* Set exercise
In the material below, identify each line bearing the word "жизнь". Reproduce those lines.

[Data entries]
---------------

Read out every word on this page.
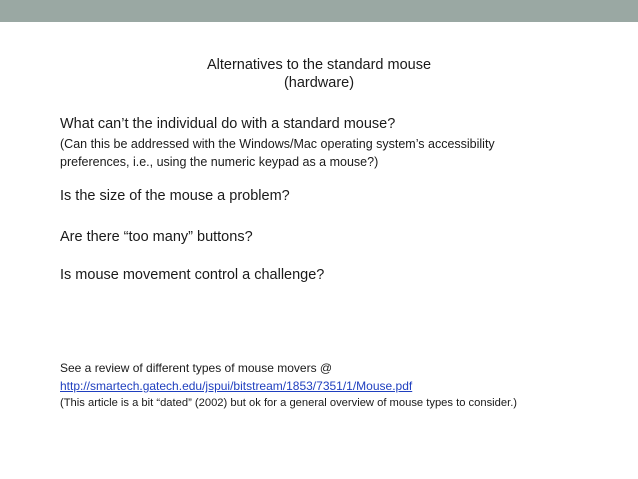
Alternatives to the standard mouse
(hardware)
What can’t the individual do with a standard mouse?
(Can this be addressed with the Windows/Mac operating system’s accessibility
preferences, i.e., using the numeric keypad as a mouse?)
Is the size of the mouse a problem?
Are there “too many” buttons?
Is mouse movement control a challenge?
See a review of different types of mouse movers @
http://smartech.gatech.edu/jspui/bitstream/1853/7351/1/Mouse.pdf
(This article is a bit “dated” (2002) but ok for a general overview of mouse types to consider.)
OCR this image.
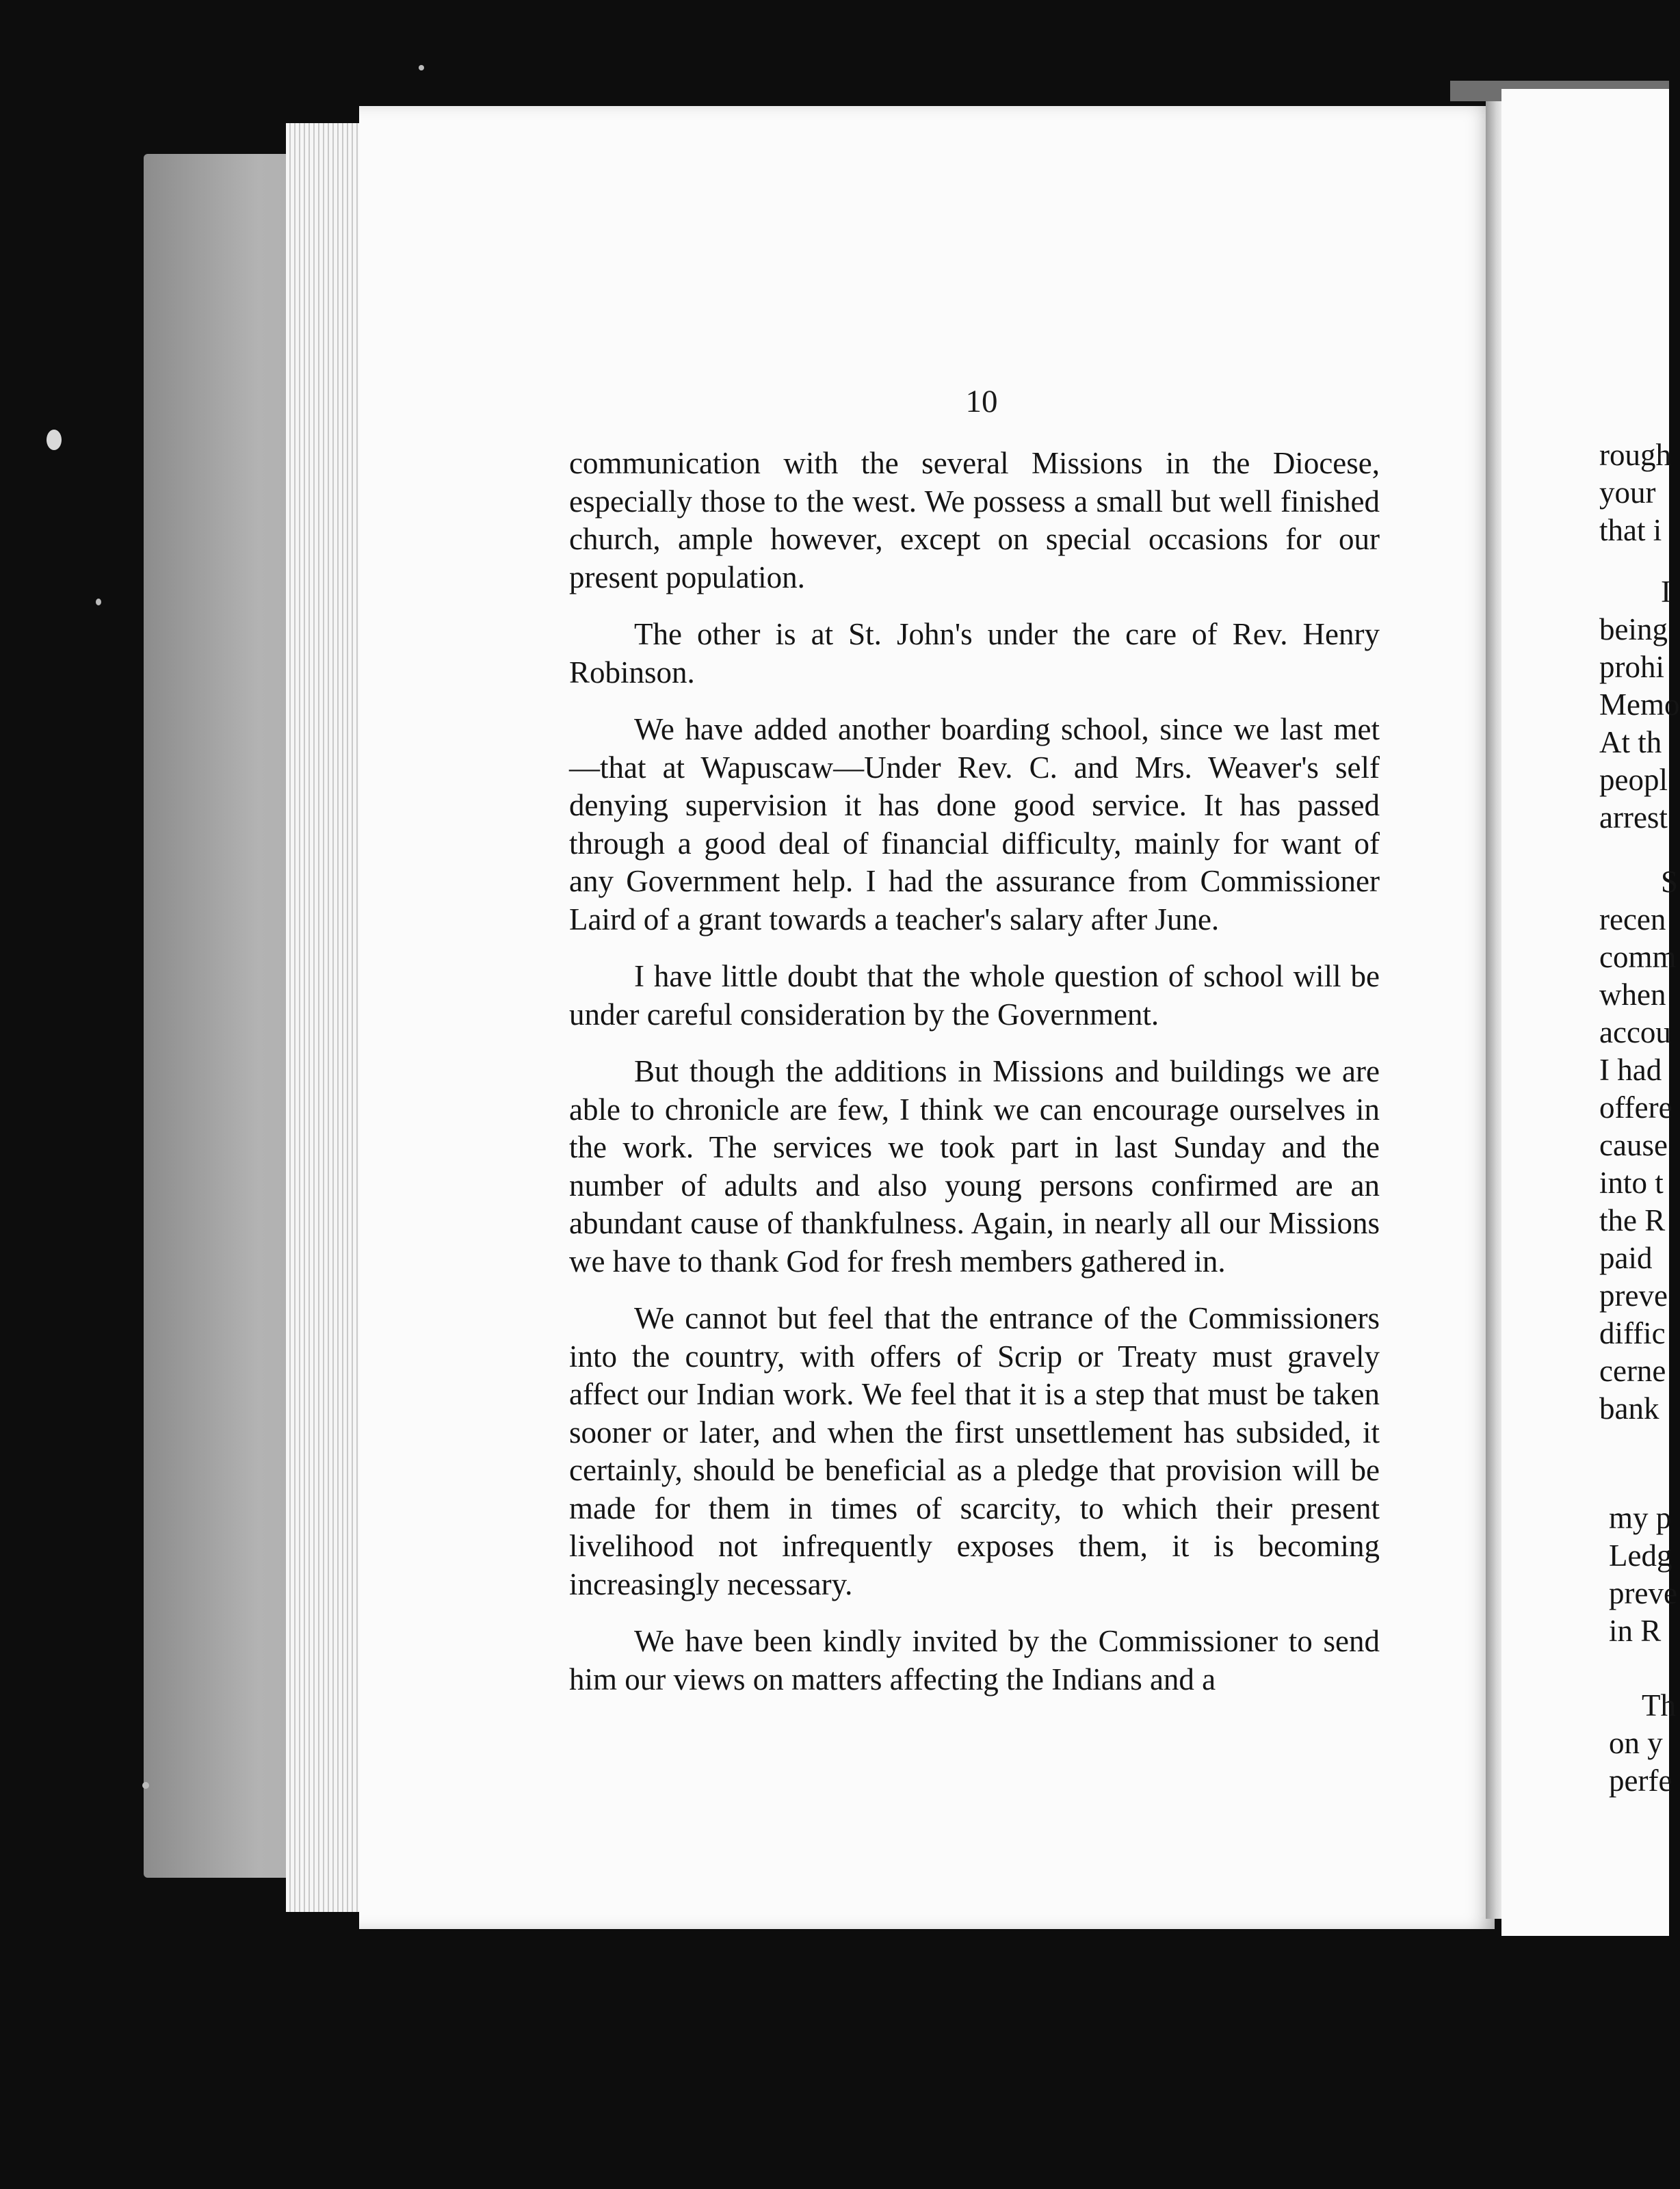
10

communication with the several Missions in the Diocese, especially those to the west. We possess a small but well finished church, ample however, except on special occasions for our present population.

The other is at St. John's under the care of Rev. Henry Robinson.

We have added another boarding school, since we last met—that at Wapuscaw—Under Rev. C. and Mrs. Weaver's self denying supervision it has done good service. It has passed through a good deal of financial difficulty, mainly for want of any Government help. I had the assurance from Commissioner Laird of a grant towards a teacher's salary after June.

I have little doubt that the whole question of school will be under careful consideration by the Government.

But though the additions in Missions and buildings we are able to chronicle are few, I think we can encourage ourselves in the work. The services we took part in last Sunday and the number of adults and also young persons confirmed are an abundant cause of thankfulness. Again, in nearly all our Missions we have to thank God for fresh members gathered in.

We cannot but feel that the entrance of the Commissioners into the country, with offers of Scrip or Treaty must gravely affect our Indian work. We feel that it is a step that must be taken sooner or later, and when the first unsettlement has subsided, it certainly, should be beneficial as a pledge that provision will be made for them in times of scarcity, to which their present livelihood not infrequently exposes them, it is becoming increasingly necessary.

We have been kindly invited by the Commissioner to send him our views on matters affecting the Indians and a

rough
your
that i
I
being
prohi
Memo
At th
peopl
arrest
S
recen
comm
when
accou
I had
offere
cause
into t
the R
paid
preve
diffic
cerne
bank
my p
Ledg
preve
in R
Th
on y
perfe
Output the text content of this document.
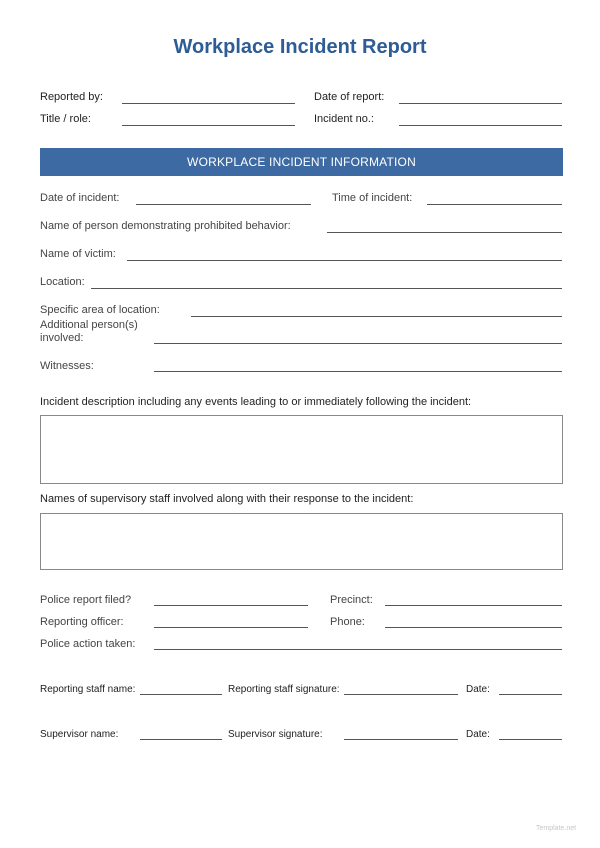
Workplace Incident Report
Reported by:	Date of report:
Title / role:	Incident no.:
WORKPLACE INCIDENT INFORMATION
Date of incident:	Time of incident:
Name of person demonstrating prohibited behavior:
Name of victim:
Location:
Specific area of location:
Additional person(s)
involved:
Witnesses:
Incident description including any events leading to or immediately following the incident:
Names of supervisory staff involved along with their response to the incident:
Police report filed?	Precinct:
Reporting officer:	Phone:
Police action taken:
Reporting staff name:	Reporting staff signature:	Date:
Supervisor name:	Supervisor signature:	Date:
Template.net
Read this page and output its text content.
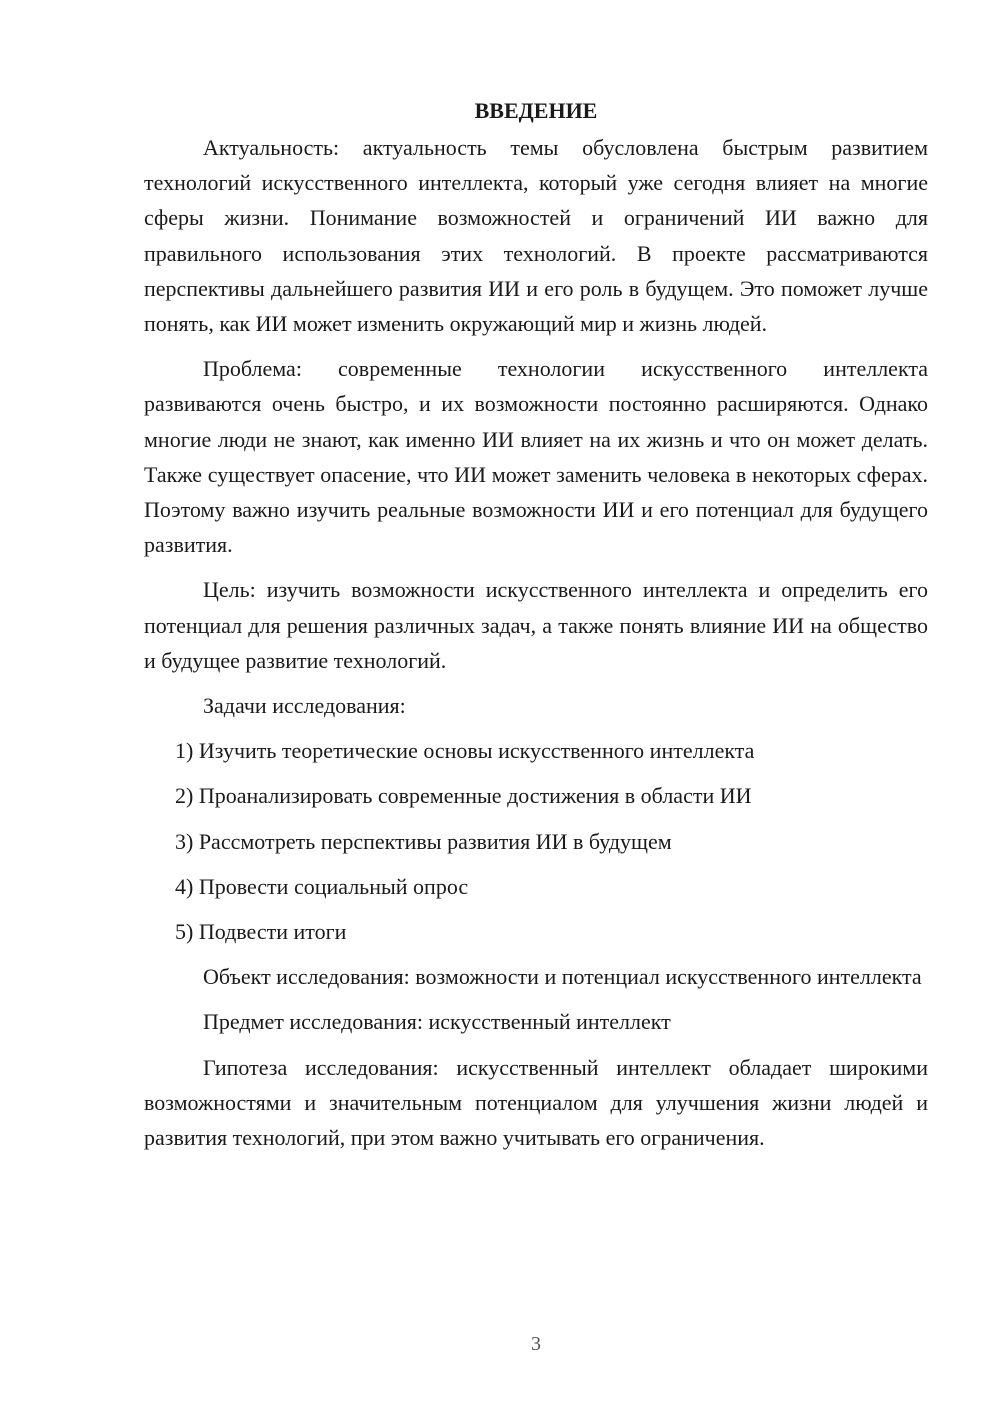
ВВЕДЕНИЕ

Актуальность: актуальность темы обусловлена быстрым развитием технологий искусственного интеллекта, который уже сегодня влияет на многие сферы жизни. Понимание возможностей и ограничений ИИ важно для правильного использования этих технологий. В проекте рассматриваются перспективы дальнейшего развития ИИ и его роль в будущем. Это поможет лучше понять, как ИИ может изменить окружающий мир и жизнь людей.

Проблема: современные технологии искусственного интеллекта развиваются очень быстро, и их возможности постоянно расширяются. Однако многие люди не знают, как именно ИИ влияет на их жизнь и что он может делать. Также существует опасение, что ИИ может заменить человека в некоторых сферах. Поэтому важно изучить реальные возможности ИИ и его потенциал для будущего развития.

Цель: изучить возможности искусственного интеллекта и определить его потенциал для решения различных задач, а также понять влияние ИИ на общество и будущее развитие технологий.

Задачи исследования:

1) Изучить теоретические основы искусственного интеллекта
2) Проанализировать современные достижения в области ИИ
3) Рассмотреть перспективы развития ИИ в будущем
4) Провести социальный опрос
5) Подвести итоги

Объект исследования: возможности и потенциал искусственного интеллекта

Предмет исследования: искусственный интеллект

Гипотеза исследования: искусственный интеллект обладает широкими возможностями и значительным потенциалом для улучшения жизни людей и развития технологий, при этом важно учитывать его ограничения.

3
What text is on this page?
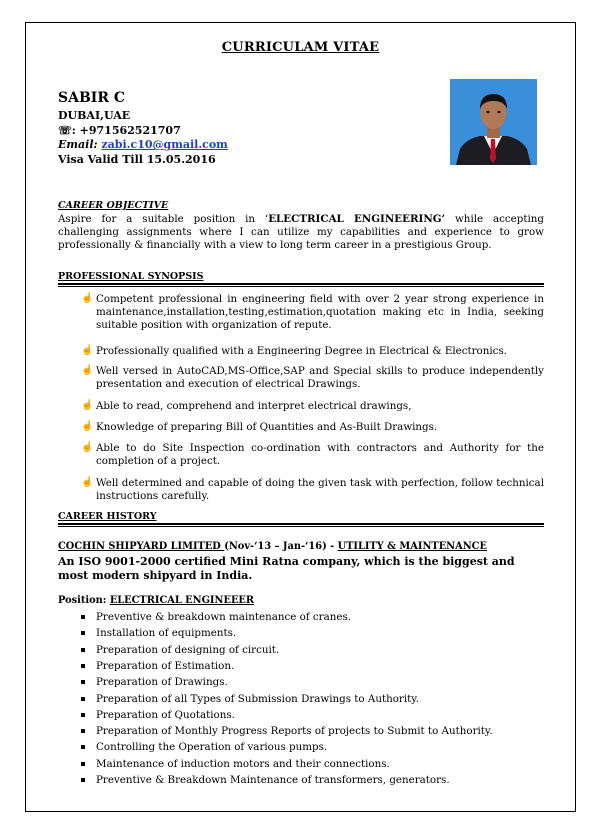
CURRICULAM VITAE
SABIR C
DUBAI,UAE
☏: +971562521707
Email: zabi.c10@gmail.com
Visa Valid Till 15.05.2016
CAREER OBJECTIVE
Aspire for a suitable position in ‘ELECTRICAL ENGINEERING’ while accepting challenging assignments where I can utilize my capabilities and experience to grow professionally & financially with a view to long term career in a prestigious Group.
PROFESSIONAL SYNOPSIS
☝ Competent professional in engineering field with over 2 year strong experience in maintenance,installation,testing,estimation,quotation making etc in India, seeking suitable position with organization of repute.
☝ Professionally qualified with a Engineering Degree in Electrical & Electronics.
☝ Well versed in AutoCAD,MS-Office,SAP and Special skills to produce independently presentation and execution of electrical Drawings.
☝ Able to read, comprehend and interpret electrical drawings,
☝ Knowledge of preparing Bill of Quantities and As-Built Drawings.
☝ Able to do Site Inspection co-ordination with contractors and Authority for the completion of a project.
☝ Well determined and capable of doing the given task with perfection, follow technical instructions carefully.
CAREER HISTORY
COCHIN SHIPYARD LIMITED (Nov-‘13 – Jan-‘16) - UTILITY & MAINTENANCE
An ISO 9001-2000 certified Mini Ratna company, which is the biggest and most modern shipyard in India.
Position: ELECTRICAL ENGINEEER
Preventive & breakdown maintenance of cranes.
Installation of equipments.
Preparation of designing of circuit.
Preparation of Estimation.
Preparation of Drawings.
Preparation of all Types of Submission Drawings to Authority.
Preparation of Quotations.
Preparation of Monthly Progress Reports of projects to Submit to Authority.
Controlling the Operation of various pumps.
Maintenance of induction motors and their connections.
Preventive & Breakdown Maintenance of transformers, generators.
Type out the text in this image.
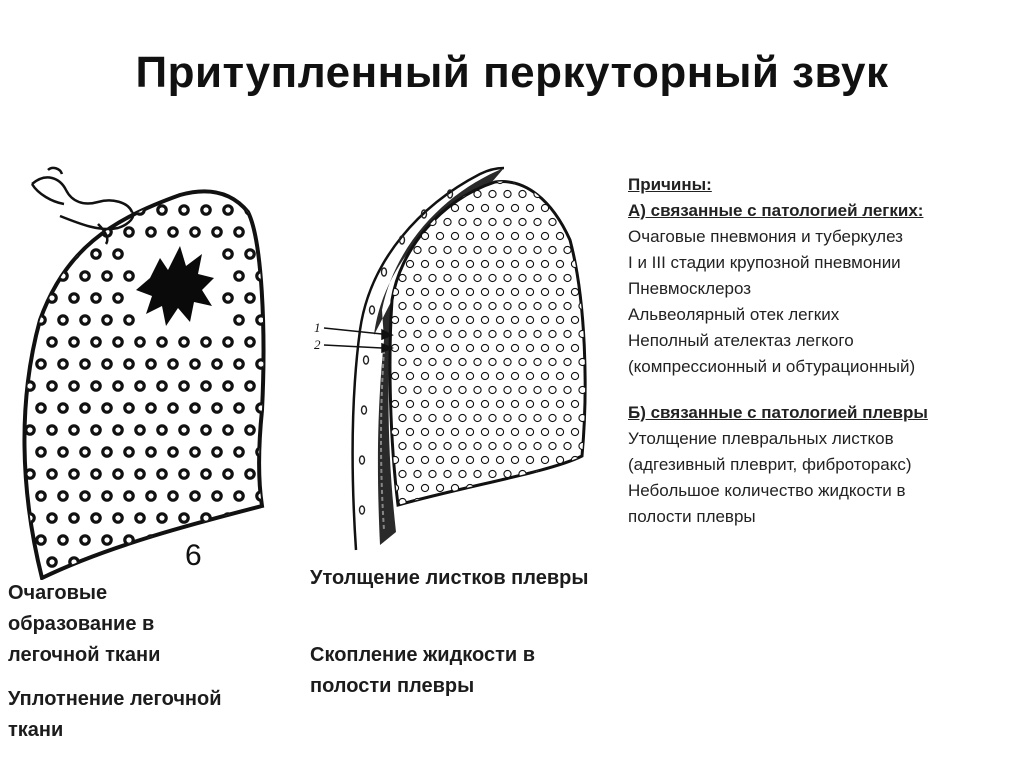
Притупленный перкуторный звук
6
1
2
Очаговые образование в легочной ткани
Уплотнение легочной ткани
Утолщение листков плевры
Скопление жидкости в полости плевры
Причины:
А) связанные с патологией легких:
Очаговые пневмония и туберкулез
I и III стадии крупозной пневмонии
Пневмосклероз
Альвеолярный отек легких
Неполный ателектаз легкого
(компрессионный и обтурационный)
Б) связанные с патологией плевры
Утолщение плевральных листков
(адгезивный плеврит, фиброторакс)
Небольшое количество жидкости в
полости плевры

---------------

* Written response
Актуальность: актуальность темы обусловлена быстрым развитием технологий искусственного интеллекта, который уже сегодня влияет на многие сферы жизни. Понимание возможностей и ограничений ИИ важно для правильного использования этих технологий. В проекте рассматриваются перспективы дальнейшего развития ИИ и его роль в будущем. Это поможет лучше понять, как ИИ может изменить окружающий мир и жизнь людей.
Проблема: современные технологии искусственного интеллекта развиваются очень быстро, и их возможности постоянно расширяются. Однако многие люди не знают, как именно ИИ влияет на их жизнь и что он может делать. Также существует опасение, что ИИ может заменить человека в некоторых сферах. Поэтому важно изучить реальные возможности ИИ и его потенциал для будущего развития.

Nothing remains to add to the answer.